§ OBJECTIVE:
Please find all lines in the data that hold the string "egészségügyi" and copy them.

§ RECORDS FOR PROCESSING:

* start *

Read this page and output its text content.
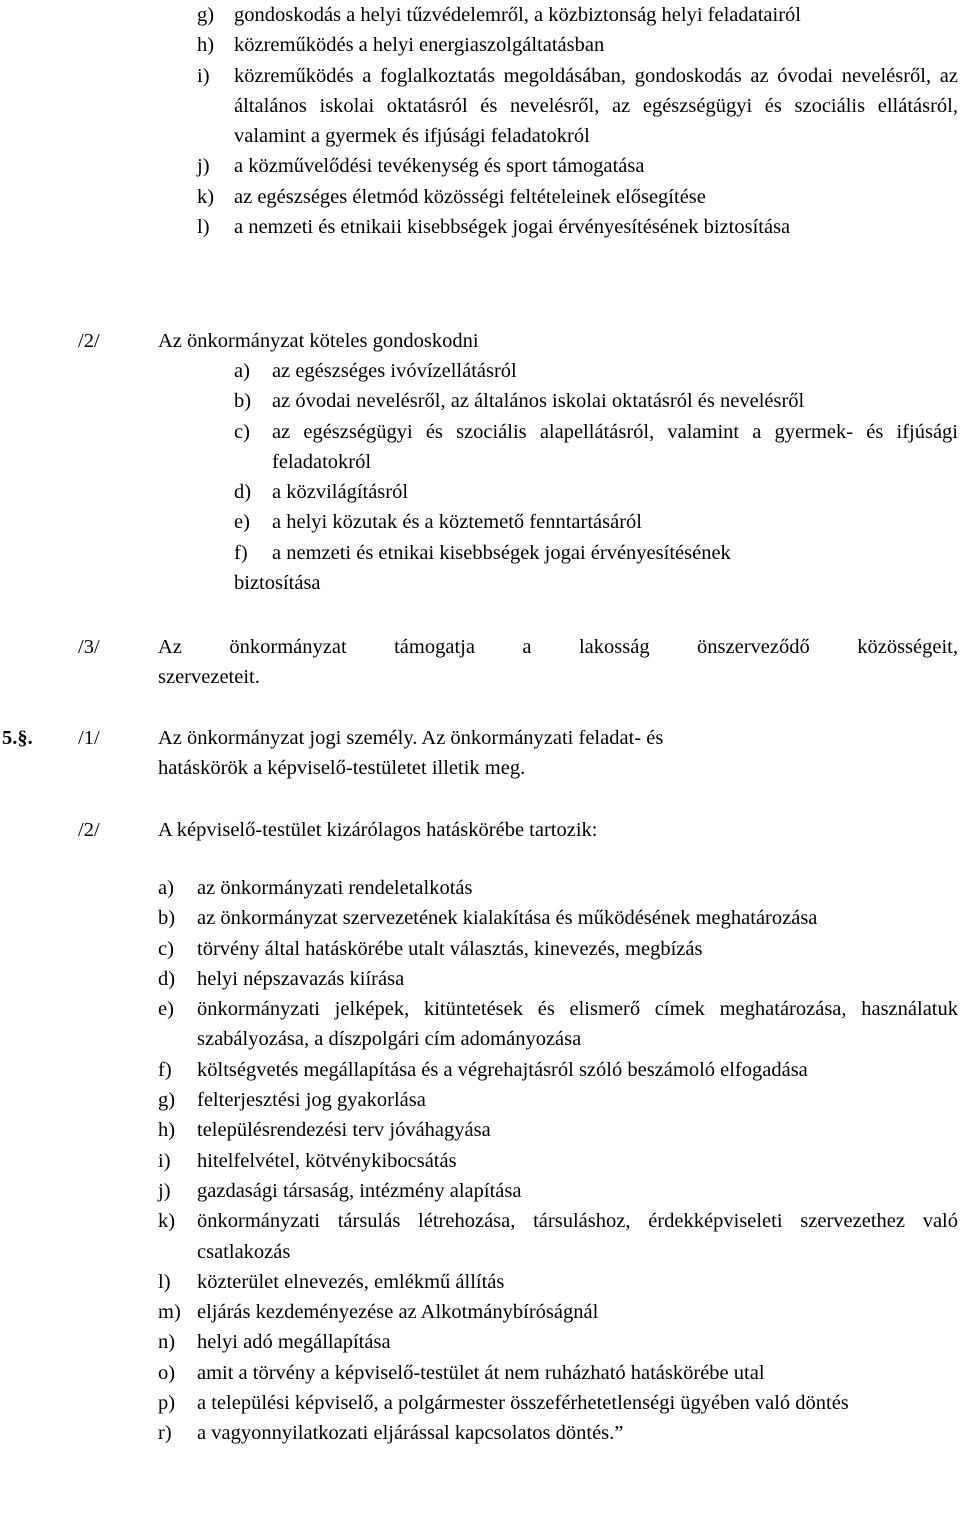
g) gondoskodás a helyi tűzvédelemről, a közbiztonság helyi feladatairól
h) közreműködés a helyi energiaszolgáltatásban
i)	közreműködés a foglalkoztatás megoldásában, gondoskodás az óvodai nevelésről, az általános iskolai oktatásról és nevelésről, az egészségügyi és szociális ellátásról, valamint a gyermek és ifjúsági feladatokról
j)	a közművelődési tevékenység és sport támogatása
k) az egészséges életmód közösségi feltételeinek elősegítése
l)	a nemzeti és etnikaii kisebbségek jogai érvényesítésének biztosítása
/2/	Az önkormányzat köteles gondoskodni
a)	az egészséges ivóvízellátásról
b)	az óvodai nevelésről, az általános iskolai oktatásról és nevelésről
c)	az egészségügyi és szociális alapellátásról, valamint a gyermek- és ifjúsági feladatokról
d)	a közvilágításról
e)	a helyi közutak és a köztemető fenntartásáról
f)	a nemzeti és etnikai kisebbségek jogai érvényesítésének
biztosítása
/3/	Az önkormányzat támogatja a lakosság önszerveződő közösségeit,
szervezeteit.
5.§.	/1/	Az önkormányzat jogi személy. Az önkormányzati feladat- és
hatáskörök a képviselő-testületet illetik meg.
/2/	A képviselő-testület kizárólagos hatáskörébe tartozik:
a)	az önkormányzati rendeletalkotás
b)	az önkormányzat szervezetének kialakítása és működésének meghatározása
c)	törvény által hatáskörébe utalt választás, kinevezés, megbízás
d)	helyi népszavazás kiírása
e)	önkormányzati jelképek, kitüntetések és elismerő címek meghatározása, használatuk szabályozása, a díszpolgári cím adományozása
f)	költségvetés megállapítása és a végrehajtásról szóló beszámoló elfogadása
g)	felterjesztési jog gyakorlása
h)	településrendezési terv jóváhagyása
i)	hitelfelvétel, kötvénykibocsátás
j)	gazdasági társaság, intézmény alapítása
k)	önkormányzati társulás létrehozása, társuláshoz, érdekképviseleti szervezethez való csatlakozás
l)	közterület elnevezés, emlékmű állítás
m) eljárás kezdeményezése az Alkotmánybíróságnál
n)	helyi adó megállapítása
o)	amit a törvény a képviselő-testület át nem ruházható hatáskörébe utal
p)	a települési képviselő, a polgármester összeférhetetlenségi ügyében való döntés
r)	a vagyonnyilatkozati eljárással kapcsolatos döntés.”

* end *

§ ANSWER TO THIS EXERCISE:
i)	közreműködés a foglalkoztatás megoldásában, gondoskodás az óvodai nevelésről, az általános iskolai oktatásról és nevelésről, az egészségügyi és szociális ellátásról, valamint a gyermek és ifjúsági feladatokról
c)	az egészségügyi és szociális alapellátásról, valamint a gyermek- és ifjúsági feladatokról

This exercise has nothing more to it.